**DATA FOR THIS EXERCISE**:
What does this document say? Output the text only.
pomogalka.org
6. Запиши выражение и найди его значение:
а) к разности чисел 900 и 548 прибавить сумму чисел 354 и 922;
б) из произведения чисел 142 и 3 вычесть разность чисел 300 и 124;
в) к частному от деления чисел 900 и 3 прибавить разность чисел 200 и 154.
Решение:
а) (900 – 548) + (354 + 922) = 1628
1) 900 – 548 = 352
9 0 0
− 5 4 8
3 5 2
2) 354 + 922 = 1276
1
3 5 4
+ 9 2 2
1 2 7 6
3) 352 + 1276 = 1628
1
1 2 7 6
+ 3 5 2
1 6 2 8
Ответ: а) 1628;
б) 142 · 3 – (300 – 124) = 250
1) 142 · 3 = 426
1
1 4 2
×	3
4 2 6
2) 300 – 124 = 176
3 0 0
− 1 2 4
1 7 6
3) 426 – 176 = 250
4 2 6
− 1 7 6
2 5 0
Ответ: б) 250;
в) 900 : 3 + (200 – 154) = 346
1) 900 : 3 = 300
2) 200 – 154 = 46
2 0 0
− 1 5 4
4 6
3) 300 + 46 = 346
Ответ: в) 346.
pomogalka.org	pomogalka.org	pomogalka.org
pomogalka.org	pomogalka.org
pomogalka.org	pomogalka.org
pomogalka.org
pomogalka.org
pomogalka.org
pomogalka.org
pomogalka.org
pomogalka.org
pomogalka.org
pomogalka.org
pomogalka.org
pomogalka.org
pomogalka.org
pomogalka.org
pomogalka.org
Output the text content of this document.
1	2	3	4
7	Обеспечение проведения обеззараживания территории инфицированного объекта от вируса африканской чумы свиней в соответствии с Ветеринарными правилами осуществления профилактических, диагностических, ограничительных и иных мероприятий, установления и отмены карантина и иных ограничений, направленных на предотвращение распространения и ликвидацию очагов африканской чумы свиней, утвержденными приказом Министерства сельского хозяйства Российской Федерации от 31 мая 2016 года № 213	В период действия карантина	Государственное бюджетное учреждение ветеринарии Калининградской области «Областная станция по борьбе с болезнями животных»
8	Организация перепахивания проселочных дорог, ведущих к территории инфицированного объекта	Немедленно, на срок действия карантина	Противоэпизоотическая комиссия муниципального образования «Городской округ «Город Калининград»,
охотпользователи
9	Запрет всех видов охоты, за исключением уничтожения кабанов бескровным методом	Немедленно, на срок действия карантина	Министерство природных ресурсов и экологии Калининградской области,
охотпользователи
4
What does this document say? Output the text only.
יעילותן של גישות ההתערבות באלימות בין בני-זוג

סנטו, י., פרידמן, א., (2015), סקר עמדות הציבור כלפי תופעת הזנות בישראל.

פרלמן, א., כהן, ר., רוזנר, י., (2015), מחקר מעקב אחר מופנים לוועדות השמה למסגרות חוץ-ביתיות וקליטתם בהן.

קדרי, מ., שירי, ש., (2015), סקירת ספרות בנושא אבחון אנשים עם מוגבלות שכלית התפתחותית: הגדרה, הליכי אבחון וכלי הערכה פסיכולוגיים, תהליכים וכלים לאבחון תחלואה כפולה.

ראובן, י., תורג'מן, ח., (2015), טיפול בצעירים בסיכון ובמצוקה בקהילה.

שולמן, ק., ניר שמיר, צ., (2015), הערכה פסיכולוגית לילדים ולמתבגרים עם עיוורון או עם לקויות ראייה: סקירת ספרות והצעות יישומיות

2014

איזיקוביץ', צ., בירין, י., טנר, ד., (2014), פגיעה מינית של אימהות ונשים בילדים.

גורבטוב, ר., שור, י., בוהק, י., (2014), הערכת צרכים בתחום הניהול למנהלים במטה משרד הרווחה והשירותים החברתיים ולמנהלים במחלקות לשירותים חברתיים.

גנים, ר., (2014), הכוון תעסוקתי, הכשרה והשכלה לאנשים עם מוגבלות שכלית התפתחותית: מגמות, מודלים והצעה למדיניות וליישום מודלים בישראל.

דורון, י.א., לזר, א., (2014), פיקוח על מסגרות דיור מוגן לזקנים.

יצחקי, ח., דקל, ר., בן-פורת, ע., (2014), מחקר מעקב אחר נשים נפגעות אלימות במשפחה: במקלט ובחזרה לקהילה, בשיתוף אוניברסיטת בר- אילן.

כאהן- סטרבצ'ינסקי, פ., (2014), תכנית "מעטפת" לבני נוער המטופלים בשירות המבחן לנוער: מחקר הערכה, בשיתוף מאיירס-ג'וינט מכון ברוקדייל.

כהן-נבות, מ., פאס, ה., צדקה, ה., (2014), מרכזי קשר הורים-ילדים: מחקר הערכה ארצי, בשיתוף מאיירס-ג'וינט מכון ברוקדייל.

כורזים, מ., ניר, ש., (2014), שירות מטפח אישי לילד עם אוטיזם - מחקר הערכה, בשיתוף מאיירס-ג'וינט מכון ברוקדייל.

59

**YOUR INSTRUCTIONS**: Reproduce the listing shown above in its entirety, exactly.

**WRITTEN SOLUTION**:
What does this document say? Output the text only.
pomogalka.org
6. Запиши выражение и найди его значение:
а) к разности чисел 900 и 548 прибавить сумму чисел 354 и 922;
б) из произведения чисел 142 и 3 вычесть разность чисел 300 и 124;
в) к частному от деления чисел 900 и 3 прибавить разность чисел 200 и 154.
Решение:
а) (900 – 548) + (354 + 922) = 1628
1) 900 – 548 = 352
9 0 0
− 5 4 8
3 5 2
2) 354 + 922 = 1276
1
3 5 4
+ 9 2 2
1 2 7 6
3) 352 + 1276 = 1628
1
1 2 7 6
+ 3 5 2
1 6 2 8
Ответ: а) 1628;
б) 142 · 3 – (300 – 124) = 250
1) 142 · 3 = 426
1
1 4 2
×	3
4 2 6
2) 300 – 124 = 176
3 0 0
− 1 2 4
1 7 6
3) 426 – 176 = 250
4 2 6
− 1 7 6
2 5 0
Ответ: б) 250;
в) 900 : 3 + (200 – 154) = 346
1) 900 : 3 = 300
2) 200 – 154 = 46
2 0 0
− 1 5 4
4 6
3) 300 + 46 = 346
Ответ: в) 346.
pomogalka.org	pomogalka.org	pomogalka.org
pomogalka.org	pomogalka.org
pomogalka.org	pomogalka.org
pomogalka.org
pomogalka.org
pomogalka.org
pomogalka.org
pomogalka.org
pomogalka.org
pomogalka.org
pomogalka.org
pomogalka.org
pomogalka.org
pomogalka.org
pomogalka.org
pomogalka.org
Output the text content of this document.
1	2	3	4
7	Обеспечение проведения обеззараживания территории инфицированного объекта от вируса африканской чумы свиней в соответствии с Ветеринарными правилами осуществления профилактических, диагностических, ограничительных и иных мероприятий, установления и отмены карантина и иных ограничений, направленных на предотвращение распространения и ликвидацию очагов африканской чумы свиней, утвержденными приказом Министерства сельского хозяйства Российской Федерации от 31 мая 2016 года № 213	В период действия карантина	Государственное бюджетное учреждение ветеринарии Калининградской области «Областная станция по борьбе с болезнями животных»
8	Организация перепахивания проселочных дорог, ведущих к территории инфицированного объекта	Немедленно, на срок действия карантина	Противоэпизоотическая комиссия муниципального образования «Городской округ «Город Калининград»,
охотпользователи
9	Запрет всех видов охоты, за исключением уничтожения кабанов бескровным методом	Немедленно, на срок действия карантина	Министерство природных ресурсов и экологии Калининградской области,
охотпользователи
4
What does this document say? Output the text only.
יעילותן של גישות ההתערבות באלימות בין בני-זוג

סנטו, י., פרידמן, א., (2015), סקר עמדות הציבור כלפי תופעת הזנות בישראל.

פרלמן, א., כהן, ר., רוזנר, י., (2015), מחקר מעקב אחר מופנים לוועדות השמה למסגרות חוץ-ביתיות וקליטתם בהן.

קדרי, מ., שירי, ש., (2015), סקירת ספרות בנושא אבחון אנשים עם מוגבלות שכלית התפתחותית: הגדרה, הליכי אבחון וכלי הערכה פסיכולוגיים, תהליכים וכלים לאבחון תחלואה כפולה.

ראובן, י., תורג'מן, ח., (2015), טיפול בצעירים בסיכון ובמצוקה בקהילה.

שולמן, ק., ניר שמיר, צ., (2015), הערכה פסיכולוגית לילדים ולמתבגרים עם עיוורון או עם לקויות ראייה: סקירת ספרות והצעות יישומיות

2014

איזיקוביץ', צ., בירין, י., טנר, ד., (2014), פגיעה מינית של אימהות ונשים בילדים.

גורבטוב, ר., שור, י., בוהק, י., (2014), הערכת צרכים בתחום הניהול למנהלים במטה משרד הרווחה והשירותים החברתיים ולמנהלים במחלקות לשירותים חברתיים.

גנים, ר., (2014), הכוון תעסוקתי, הכשרה והשכלה לאנשים עם מוגבלות שכלית התפתחותית: מגמות, מודלים והצעה למדיניות וליישום מודלים בישראל.

דורון, י.א., לזר, א., (2014), פיקוח על מסגרות דיור מוגן לזקנים.

יצחקי, ח., דקל, ר., בן-פורת, ע., (2014), מחקר מעקב אחר נשים נפגעות אלימות במשפחה: במקלט ובחזרה לקהילה, בשיתוף אוניברסיטת בר- אילן.

כאהן- סטרבצ'ינסקי, פ., (2014), תכנית "מעטפת" לבני נוער המטופלים בשירות המבחן לנוער: מחקר הערכה, בשיתוף מאיירס-ג'וינט מכון ברוקדייל.

כהן-נבות, מ., פאס, ה., צדקה, ה., (2014), מרכזי קשר הורים-ילדים: מחקר הערכה ארצי, בשיתוף מאיירס-ג'וינט מכון ברוקדייל.

כורזים, מ., ניר, ש., (2014), שירות מטפח אישי לילד עם אוטיזם - מחקר הערכה, בשיתוף מאיירס-ג'וינט מכון ברוקדייל.

59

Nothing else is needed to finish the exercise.